==== Ausgewählter Auszug

Vielen Dank, Herr Präsident. – Herr Minister, Selbstständige fühlen sich in diesem Land von der Politik zu oft als Erwerbstätige zweiter Klasse behandelt, und das ist auch Thema jetzt in der Coronakrise.
Hintergrund ist, dass die Soforthilfe nur für Betriebsausgaben verwendet werden kann und nicht für den sogenannten Unternehmerlohn. Das ist ein Problem für ganz viele: Coaches, Künstler, ganz viele andere moderne Selbstständige in diesem Land. Das Problem ist länger bekannt. Alle Bundesländer – alle 16, egal in welcher Regierungskoalition – haben die Bundesregierung aufgefordert, das zu ändern. Trotzdem haben Sie das bei der Verlängerung nicht getan.

========

Zu erledigende Aufgaben>
1. Beantworten Sie anhand des Auszugs:
(a) Wem gilt der Dank ganz zu Beginn?
(b) Wofür darf die Soforthilfe laut Auszug ausschließlich verwendet werden?
(c) Wie viele Bundesländer haben die Bundesregierung aufgefordert, das zu ändern?
2. Geben Sie aus dem Auszug wortgetreu den Teil wieder, der mit den Worten „Vielen Dank, Herr“ einsetzt und mit „Verlängerung nicht getan.“ schließt.
Stützen Sie sich ausschließlich auf den Auszug.

==== Bereitgestelltes Material

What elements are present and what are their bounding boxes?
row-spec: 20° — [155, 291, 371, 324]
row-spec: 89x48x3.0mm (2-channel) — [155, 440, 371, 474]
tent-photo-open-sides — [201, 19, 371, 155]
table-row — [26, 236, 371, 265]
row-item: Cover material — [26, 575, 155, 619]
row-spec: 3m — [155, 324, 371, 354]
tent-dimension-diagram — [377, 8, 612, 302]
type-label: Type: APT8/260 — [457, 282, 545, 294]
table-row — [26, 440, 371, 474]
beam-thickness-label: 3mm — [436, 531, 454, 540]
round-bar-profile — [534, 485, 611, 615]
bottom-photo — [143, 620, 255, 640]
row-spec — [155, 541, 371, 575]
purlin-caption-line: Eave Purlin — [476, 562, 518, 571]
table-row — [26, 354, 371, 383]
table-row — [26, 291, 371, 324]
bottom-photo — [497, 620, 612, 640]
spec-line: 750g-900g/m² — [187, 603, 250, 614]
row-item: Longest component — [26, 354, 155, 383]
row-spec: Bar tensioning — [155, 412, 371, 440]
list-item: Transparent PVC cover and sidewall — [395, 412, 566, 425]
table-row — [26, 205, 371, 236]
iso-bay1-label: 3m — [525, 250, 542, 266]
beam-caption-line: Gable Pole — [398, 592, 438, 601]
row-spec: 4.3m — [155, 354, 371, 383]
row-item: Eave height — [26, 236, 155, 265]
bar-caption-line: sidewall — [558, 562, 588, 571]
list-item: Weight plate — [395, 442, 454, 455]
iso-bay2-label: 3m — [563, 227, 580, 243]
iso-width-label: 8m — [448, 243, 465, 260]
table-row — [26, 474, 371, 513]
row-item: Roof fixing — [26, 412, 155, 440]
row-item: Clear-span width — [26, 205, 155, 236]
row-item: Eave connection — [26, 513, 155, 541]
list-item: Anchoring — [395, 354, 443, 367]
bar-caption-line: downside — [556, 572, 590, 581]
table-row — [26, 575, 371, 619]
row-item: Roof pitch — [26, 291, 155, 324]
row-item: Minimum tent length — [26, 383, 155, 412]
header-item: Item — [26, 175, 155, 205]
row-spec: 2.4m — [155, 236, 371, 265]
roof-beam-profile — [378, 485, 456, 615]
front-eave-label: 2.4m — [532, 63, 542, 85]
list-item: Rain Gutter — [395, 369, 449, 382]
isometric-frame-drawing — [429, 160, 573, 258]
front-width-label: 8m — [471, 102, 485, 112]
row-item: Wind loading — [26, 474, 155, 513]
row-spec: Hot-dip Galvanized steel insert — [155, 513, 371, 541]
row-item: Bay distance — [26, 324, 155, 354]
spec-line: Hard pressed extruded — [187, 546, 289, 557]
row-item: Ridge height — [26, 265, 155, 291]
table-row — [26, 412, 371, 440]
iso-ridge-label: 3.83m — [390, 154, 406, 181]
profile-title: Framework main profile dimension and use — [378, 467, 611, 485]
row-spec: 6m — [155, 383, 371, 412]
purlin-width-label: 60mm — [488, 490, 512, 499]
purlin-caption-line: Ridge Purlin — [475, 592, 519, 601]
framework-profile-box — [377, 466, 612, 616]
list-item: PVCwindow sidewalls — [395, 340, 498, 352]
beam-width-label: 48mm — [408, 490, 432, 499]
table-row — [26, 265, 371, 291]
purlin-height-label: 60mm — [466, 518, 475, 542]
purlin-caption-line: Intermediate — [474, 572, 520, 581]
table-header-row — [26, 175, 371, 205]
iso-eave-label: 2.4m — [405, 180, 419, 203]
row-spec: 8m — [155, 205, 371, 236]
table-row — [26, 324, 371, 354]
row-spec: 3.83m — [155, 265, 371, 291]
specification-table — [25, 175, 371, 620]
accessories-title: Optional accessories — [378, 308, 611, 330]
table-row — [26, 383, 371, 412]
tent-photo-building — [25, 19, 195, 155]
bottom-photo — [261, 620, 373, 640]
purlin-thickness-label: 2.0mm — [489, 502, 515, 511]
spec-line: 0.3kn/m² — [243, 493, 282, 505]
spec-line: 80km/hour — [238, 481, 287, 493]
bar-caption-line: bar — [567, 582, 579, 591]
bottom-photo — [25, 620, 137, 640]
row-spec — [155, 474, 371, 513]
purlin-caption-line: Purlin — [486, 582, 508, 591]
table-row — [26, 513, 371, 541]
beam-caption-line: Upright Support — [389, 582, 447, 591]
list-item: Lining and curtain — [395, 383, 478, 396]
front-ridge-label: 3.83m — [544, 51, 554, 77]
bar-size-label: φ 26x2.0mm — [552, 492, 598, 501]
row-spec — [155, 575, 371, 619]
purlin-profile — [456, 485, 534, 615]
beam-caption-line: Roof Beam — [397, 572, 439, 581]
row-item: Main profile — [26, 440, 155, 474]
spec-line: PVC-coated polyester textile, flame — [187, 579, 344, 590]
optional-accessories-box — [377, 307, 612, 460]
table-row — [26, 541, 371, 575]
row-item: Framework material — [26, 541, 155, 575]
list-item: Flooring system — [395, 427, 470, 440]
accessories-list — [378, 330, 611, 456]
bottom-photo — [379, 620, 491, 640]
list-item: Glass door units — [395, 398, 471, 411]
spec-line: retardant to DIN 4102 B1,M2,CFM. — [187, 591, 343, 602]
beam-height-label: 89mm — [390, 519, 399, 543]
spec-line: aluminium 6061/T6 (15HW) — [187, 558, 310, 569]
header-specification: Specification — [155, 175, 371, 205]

========

Gegebene Antworten>
1.
(a) Dem Herrn Präsidenten.
(b) Nur für Betriebsausgaben, nicht für den sogenannten Unternehmerlohn.
(c) Alle 16.

2.
Vielen Dank, Herr Präsident. – Herr Minister, Selbstständige fühlen sich in diesem Land von der Politik zu oft als Erwerbstätige zweiter Klasse behandelt, und das ist auch Thema jetzt in der Coronakrise.
Hintergrund ist, dass die Soforthilfe nur für Betriebsausgaben verwendet werden kann und nicht für den sogenannten Unternehmerlohn. Das ist ein Problem für ganz viele: Coaches, Künstler, ganz viele andere moderne Selbstständige in diesem Land. Das Problem ist länger bekannt. Alle Bundesländer – alle 16, egal in welcher Regierungskoalition – haben die Bundesregierung aufgefordert, das zu ändern. Trotzdem haben Sie das bei der Verlängerung nicht getan.